--- Dataset ---

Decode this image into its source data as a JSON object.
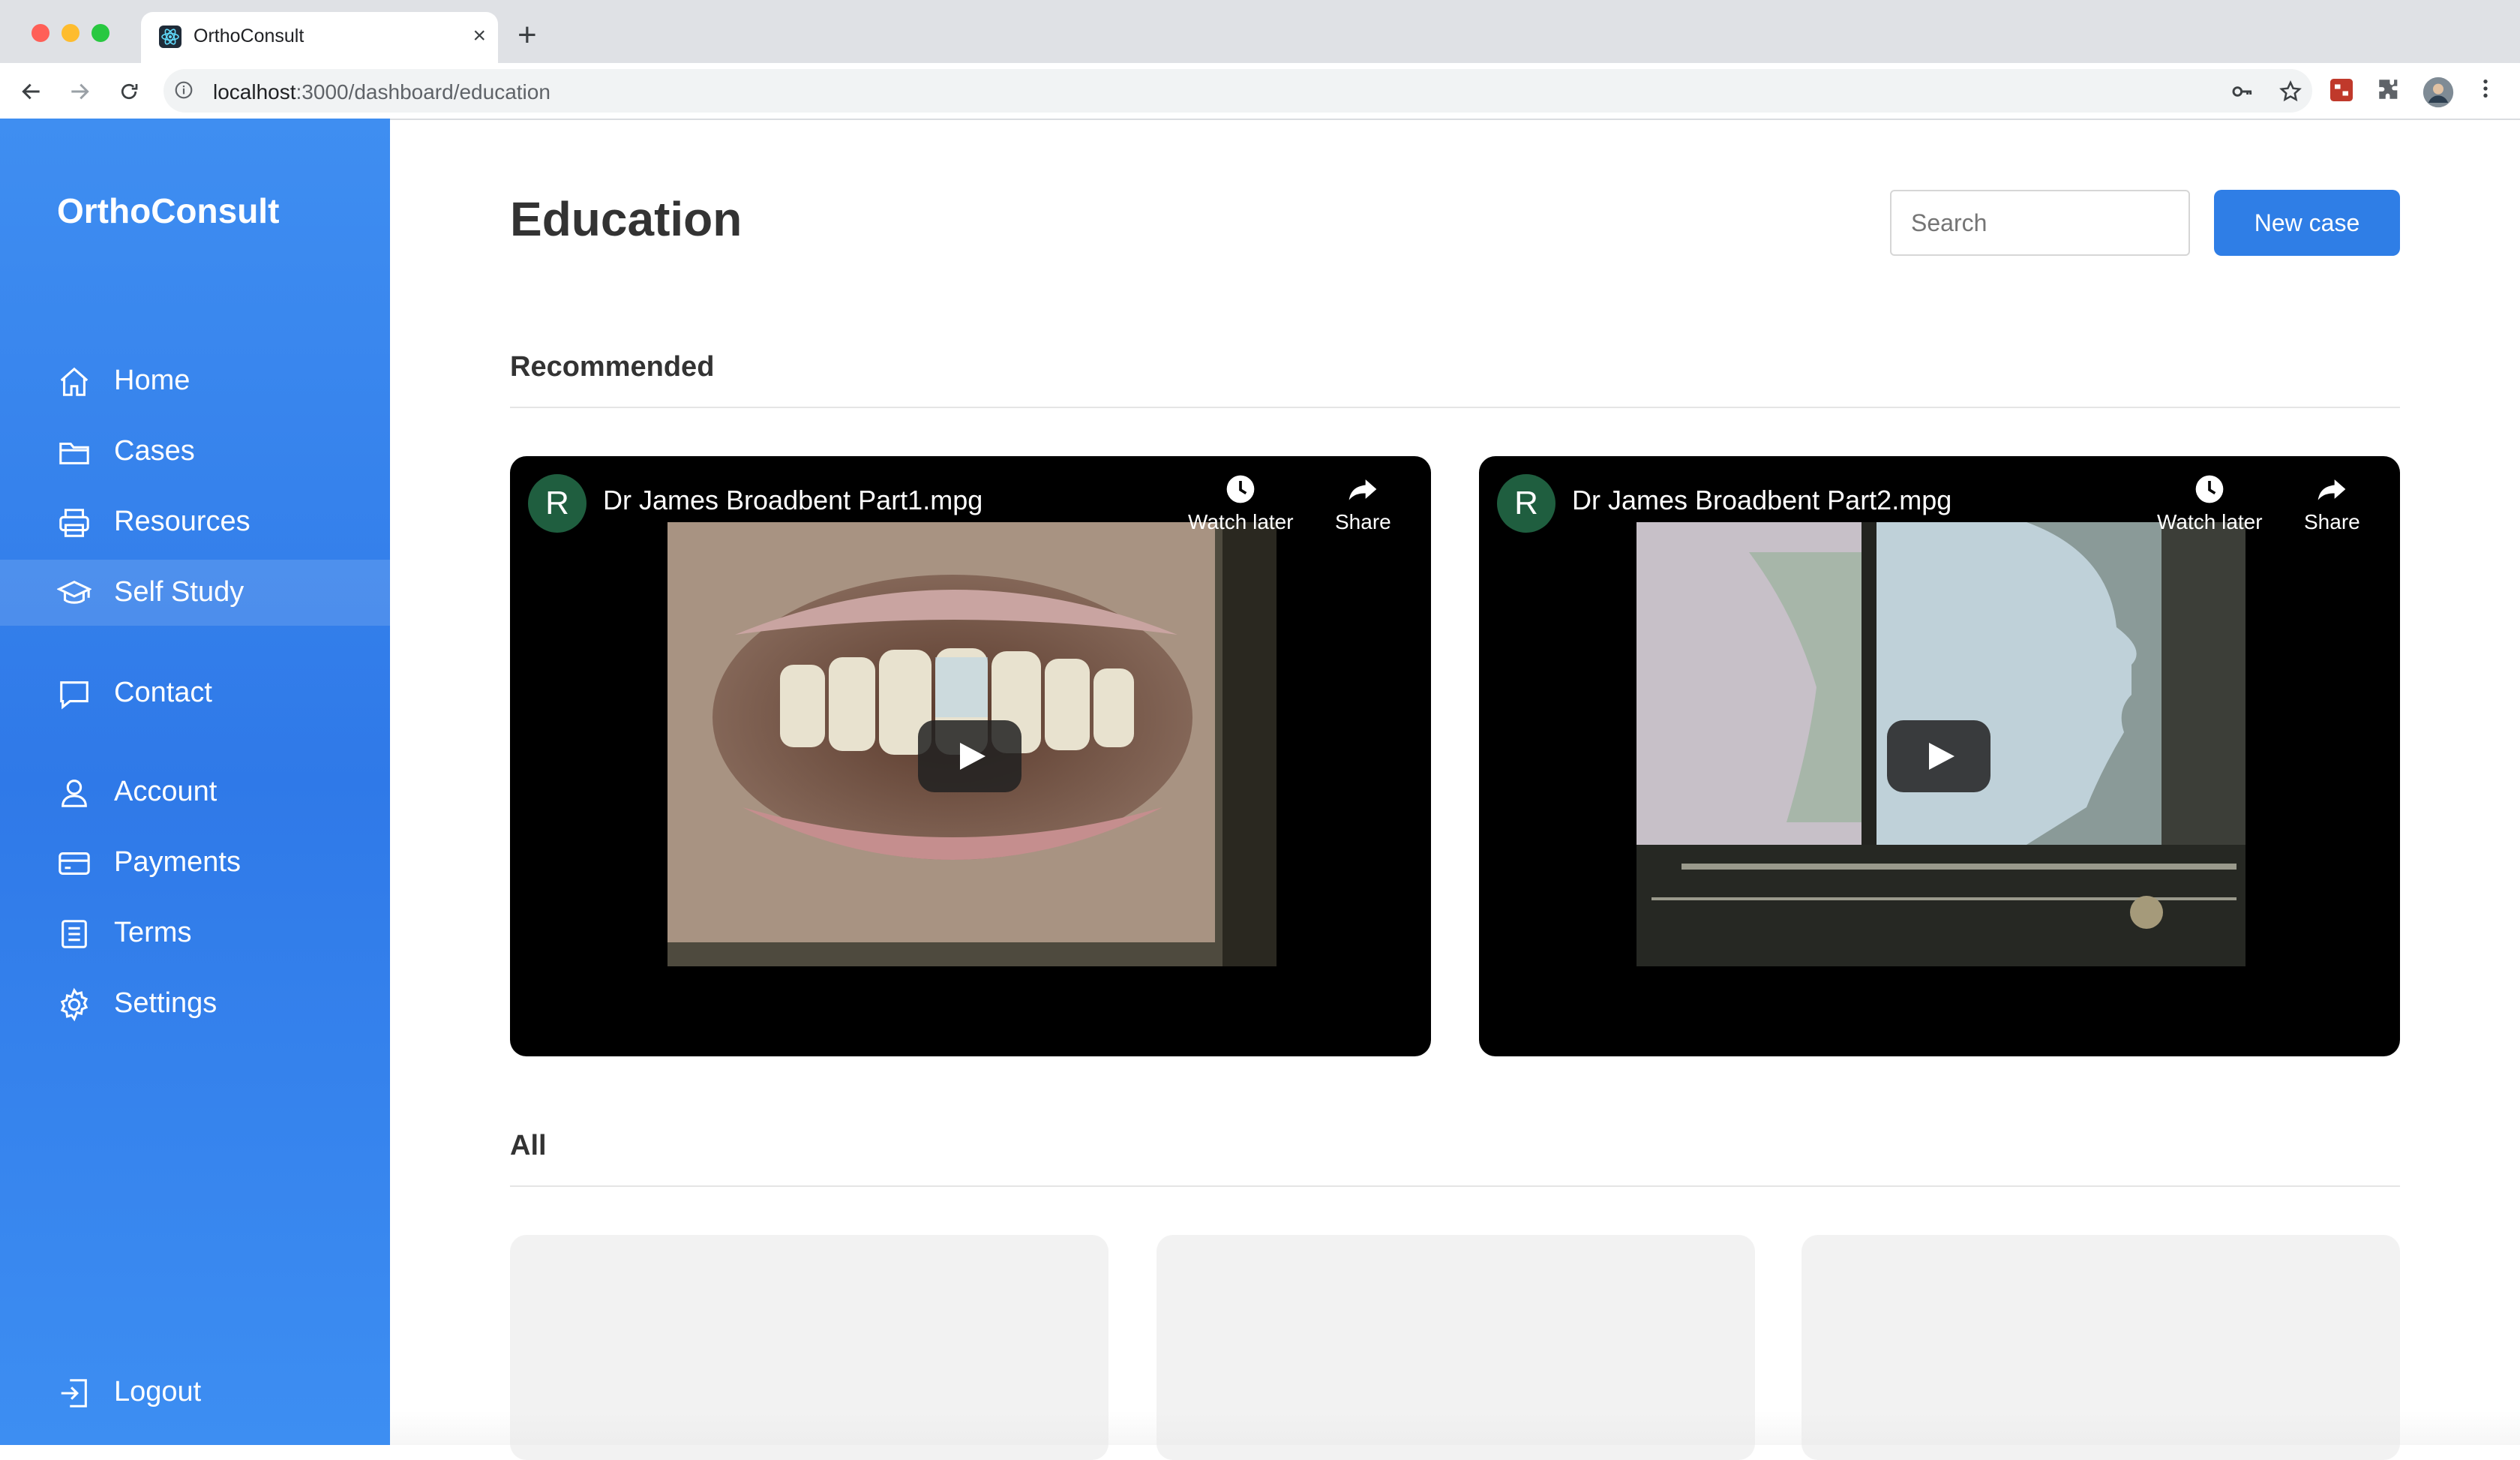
{
  "browser": {
    "tab_title": "OrthoConsult",
    "new_tab": "+",
    "close": "×",
    "url_host": "localhost",
    "url_path": ":3000/dashboard/education"
  },
  "sidebar": {
    "brand": "OrthoConsult",
    "items": [
      {
        "label": "Home",
        "icon": "home-icon"
      },
      {
        "label": "Cases",
        "icon": "folder-icon"
      },
      {
        "label": "Resources",
        "icon": "printer-icon"
      },
      {
        "label": "Self Study",
        "icon": "graduation-cap-icon",
        "active": true
      },
      {
        "label": "Contact",
        "icon": "chat-icon"
      },
      {
        "label": "Account",
        "icon": "user-icon"
      },
      {
        "label": "Payments",
        "icon": "credit-card-icon"
      },
      {
        "label": "Terms",
        "icon": "document-icon"
      },
      {
        "label": "Settings",
        "icon": "gear-icon"
      }
    ],
    "logout": "Logout"
  },
  "header": {
    "title": "Education",
    "search_placeholder": "Search",
    "new_case_label": "New case"
  },
  "sections": {
    "recommended": "Recommended",
    "all": "All"
  },
  "videos": [
    {
      "avatar": "R",
      "title": "Dr James Broadbent Part1.mpg",
      "watch_later": "Watch later",
      "share": "Share"
    },
    {
      "avatar": "R",
      "title": "Dr James Broadbent Part2.mpg",
      "watch_later": "Watch later",
      "share": "Share"
    }
  ],
  "colors": {
    "sidebar": "#3385ee",
    "primary_button": "#2f7ee6",
    "avatar": "#1f5e3f"
  }
}
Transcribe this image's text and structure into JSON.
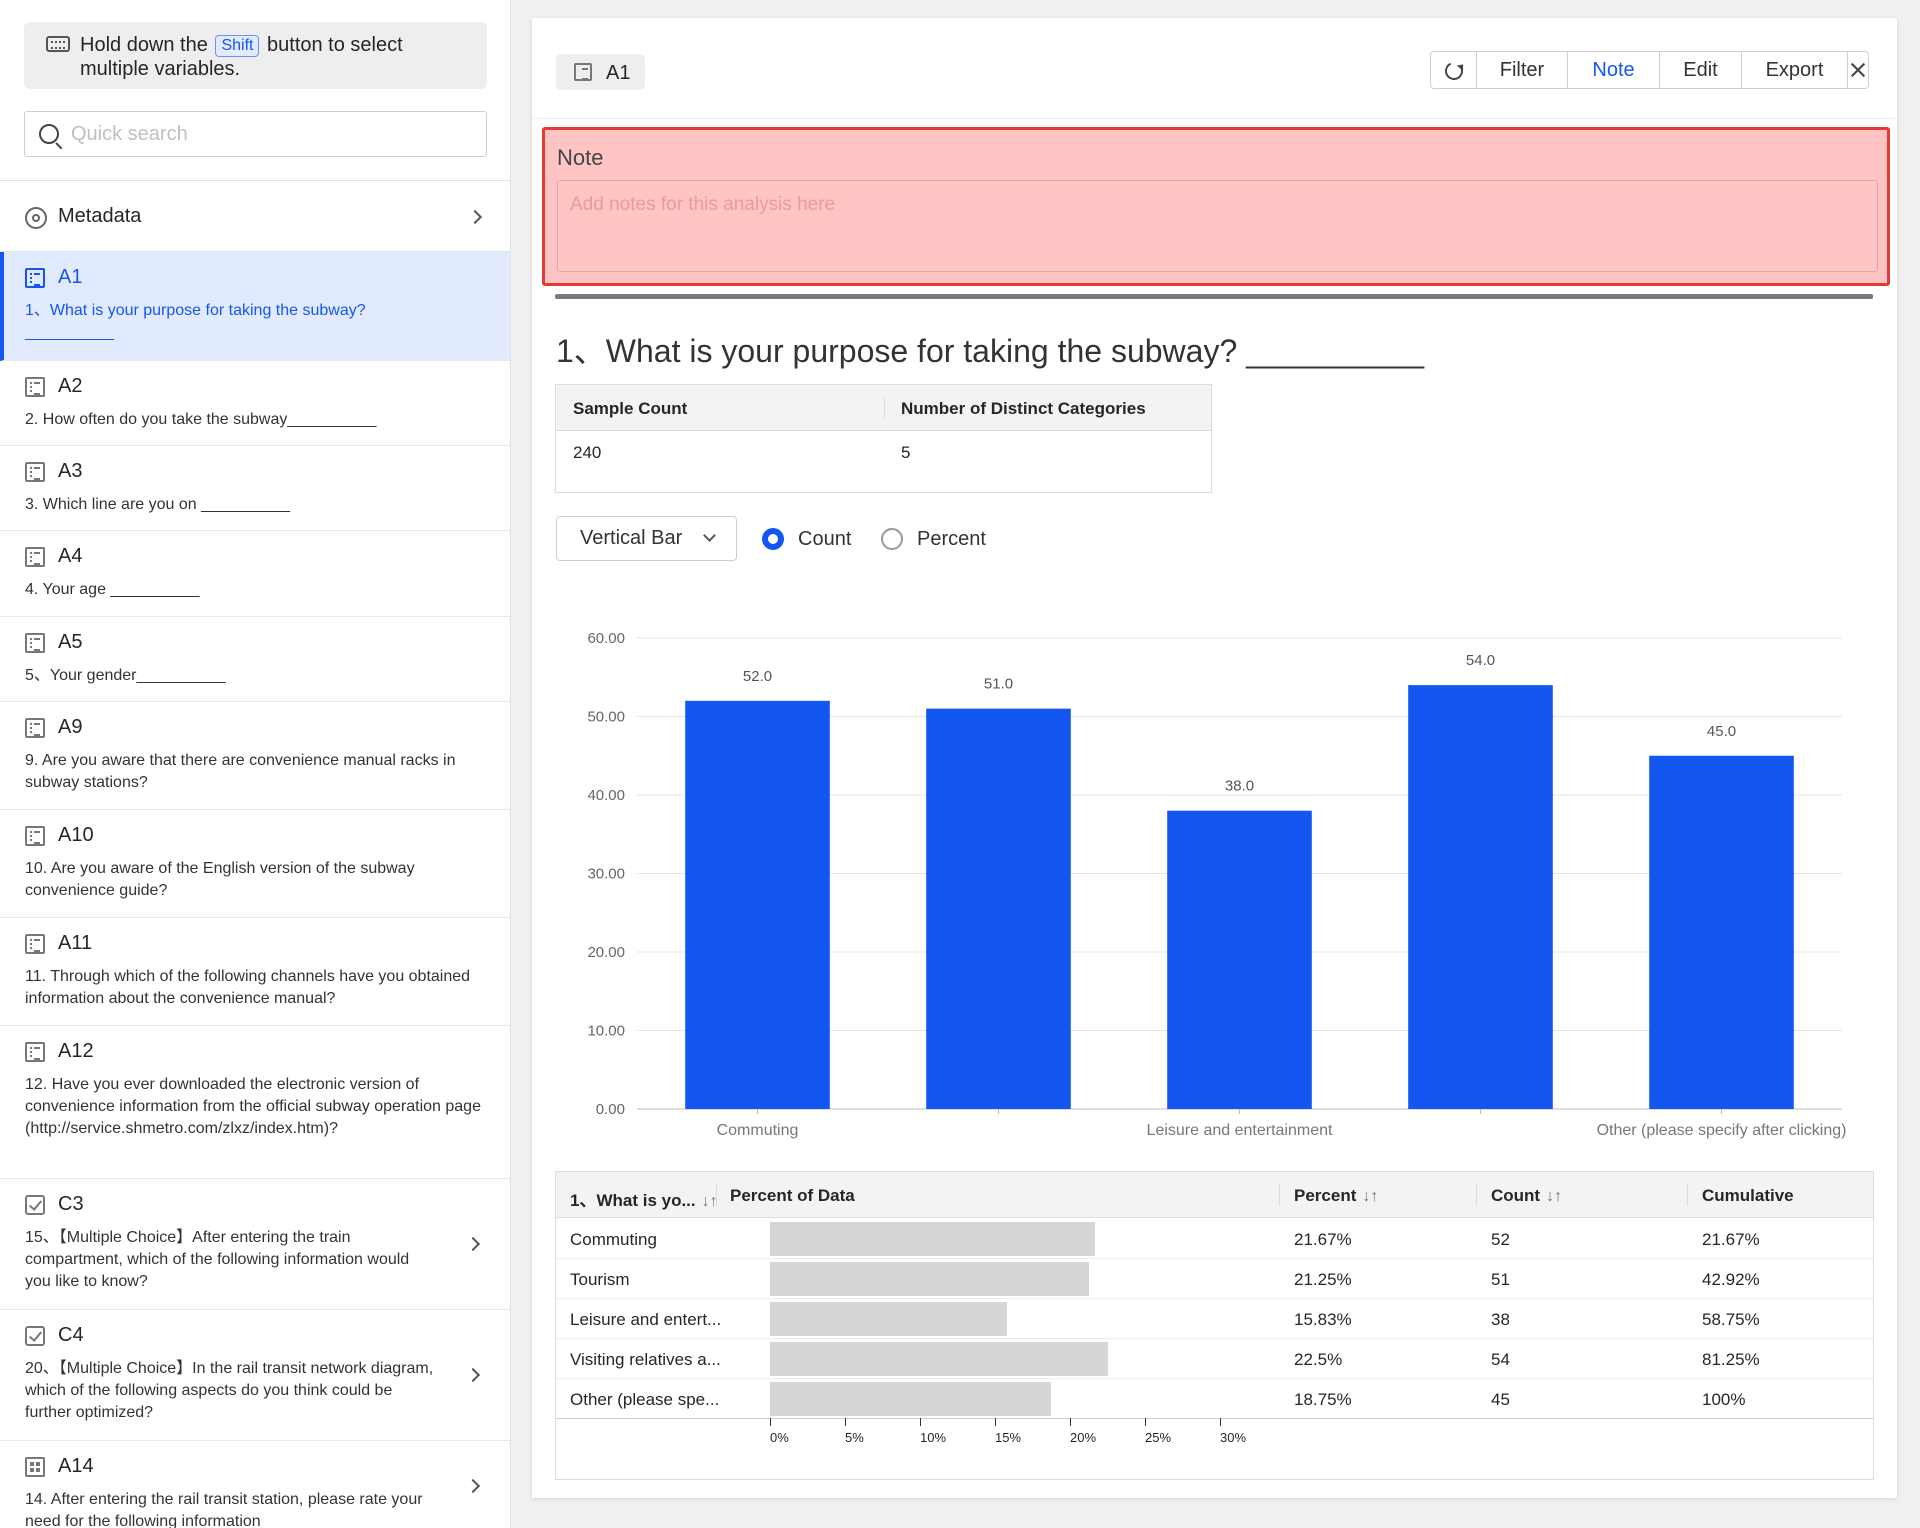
{
  "sidebar": {
    "hint_before": "Hold down the",
    "hint_key": "Shift",
    "hint_after": "button to select multiple variables.",
    "search_placeholder": "Quick search",
    "metadata_label": "Metadata",
    "items": [
      {
        "code": "A1",
        "question": "1、What is your purpose for taking the subway? __________",
        "icon": "list-icon",
        "active": true
      },
      {
        "code": "A2",
        "question": "2. How often do you take the subway__________",
        "icon": "list-icon"
      },
      {
        "code": "A3",
        "question": "3. Which line are you on __________",
        "icon": "list-icon"
      },
      {
        "code": "A4",
        "question": "4. Your age __________",
        "icon": "list-icon"
      },
      {
        "code": "A5",
        "question": "5、Your gender__________",
        "icon": "list-icon"
      },
      {
        "code": "A9",
        "question": "9. Are you aware that there are convenience manual racks in subway stations?",
        "icon": "list-icon"
      },
      {
        "code": "A10",
        "question": "10. Are you aware of the English version of the subway convenience guide?",
        "icon": "list-icon"
      },
      {
        "code": "A11",
        "question": "11. Through which of the following channels have you obtained information about the convenience manual?",
        "icon": "list-icon"
      },
      {
        "code": "A12",
        "question": "12. Have you ever downloaded the electronic version of convenience information from the official subway operation page (http://service.shmetro.com/zlxz/index.htm)?",
        "icon": "list-icon"
      },
      {
        "code": "C3",
        "question": "15、【Multiple Choice】After entering the train compartment, which of the following information would you like to know?",
        "icon": "check-icon",
        "chevron": true
      },
      {
        "code": "C4",
        "question": "20、【Multiple Choice】In the rail transit network diagram, which of the following aspects do you think could be further optimized?",
        "icon": "check-icon",
        "chevron": true
      },
      {
        "code": "A14",
        "question": "14. After entering the rail transit station, please rate your need for the following information",
        "icon": "matrix-icon",
        "chevron": true
      }
    ]
  },
  "main": {
    "variable_chip": "A1",
    "toolbar": {
      "filter": "Filter",
      "note": "Note",
      "edit": "Edit",
      "export": "Export"
    },
    "note_title": "Note",
    "note_placeholder": "Add notes for this analysis here",
    "question_title": "1、What is your purpose for taking the subway? __________",
    "stats": {
      "headers": [
        "Sample Count",
        "Number of Distinct Categories"
      ],
      "values": [
        "240",
        "5"
      ]
    },
    "chart_type": "Vertical Bar",
    "radio_count": "Count",
    "radio_percent": "Percent",
    "freq_table": {
      "headers": [
        "1、What is yo...",
        "Percent of Data",
        "Percent",
        "Count",
        "Cumulative"
      ],
      "rows": [
        {
          "label": "Commuting",
          "pct_value": 21.67,
          "percent": "21.67%",
          "count": "52",
          "cumulative": "21.67%"
        },
        {
          "label": "Tourism",
          "pct_value": 21.25,
          "percent": "21.25%",
          "count": "51",
          "cumulative": "42.92%"
        },
        {
          "label": "Leisure and entert...",
          "pct_value": 15.83,
          "percent": "15.83%",
          "count": "38",
          "cumulative": "58.75%"
        },
        {
          "label": "Visiting relatives a...",
          "pct_value": 22.5,
          "percent": "22.5%",
          "count": "54",
          "cumulative": "81.25%"
        },
        {
          "label": "Other (please spe...",
          "pct_value": 18.75,
          "percent": "18.75%",
          "count": "45",
          "cumulative": "100%"
        }
      ],
      "axis_ticks": [
        "0%",
        "5%",
        "10%",
        "15%",
        "20%",
        "25%",
        "30%"
      ]
    }
  },
  "chart_data": {
    "type": "bar",
    "categories": [
      "Commuting",
      "Tourism",
      "Leisure and entertainment",
      "Visiting relatives",
      "Other (please specify after clicking)"
    ],
    "visible_category_labels": [
      "Commuting",
      "",
      "Leisure and entertainment",
      "",
      "Other (please specify after clicking)"
    ],
    "values": [
      52.0,
      51.0,
      38.0,
      54.0,
      45.0
    ],
    "value_labels": [
      "52.0",
      "51.0",
      "38.0",
      "54.0",
      "45.0"
    ],
    "y_ticks": [
      "0.00",
      "10.00",
      "20.00",
      "30.00",
      "40.00",
      "50.00",
      "60.00"
    ],
    "ylim": [
      0,
      60
    ],
    "grid": true,
    "bar_color": "#1456f0",
    "title": "",
    "xlabel": "",
    "ylabel": ""
  }
}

---

▸ **Directive**: Each line that holds the word "What" is to be copied.

▸ **Full answer**:
        "question": "1、What is your purpose for taking the subway? __________",
    "question_title": "1、What is your purpose for taking the subway? __________",
        "1、What is yo...",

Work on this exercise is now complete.